Data lines:

========

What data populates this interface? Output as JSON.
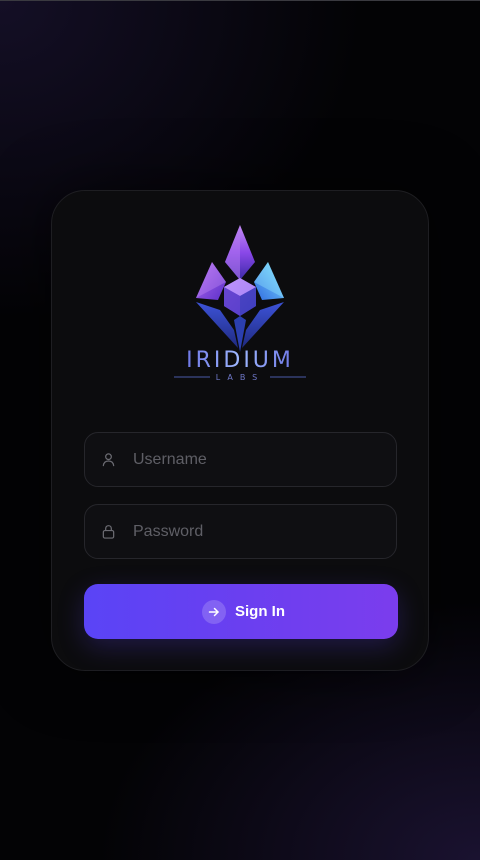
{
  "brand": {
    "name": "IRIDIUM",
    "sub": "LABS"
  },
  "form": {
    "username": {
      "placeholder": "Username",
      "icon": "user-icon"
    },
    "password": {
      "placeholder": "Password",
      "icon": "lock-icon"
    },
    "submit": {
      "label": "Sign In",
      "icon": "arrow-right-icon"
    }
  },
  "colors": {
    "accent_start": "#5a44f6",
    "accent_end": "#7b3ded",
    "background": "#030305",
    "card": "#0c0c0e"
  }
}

========

Task brief: Give all the entries again exactly, dropping each picture.

Correct response:
What data populates this interface? Output as JSON.
{
  "brand": {
    "name": "IRIDIUM",
    "sub": "LABS"
  },
  "form": {
    "username": {
      "placeholder": "Username",
      "icon": "user-icon"
    },
    "password": {
      "placeholder": "Password",
      "icon": "lock-icon"
    },
    "submit": {
      "label": "Sign In",
      "icon": "arrow-right-icon"
    }
  },
  "colors": {
    "accent_start": "#5a44f6",
    "accent_end": "#7b3ded",
    "background": "#030305",
    "card": "#0c0c0e"
  }
}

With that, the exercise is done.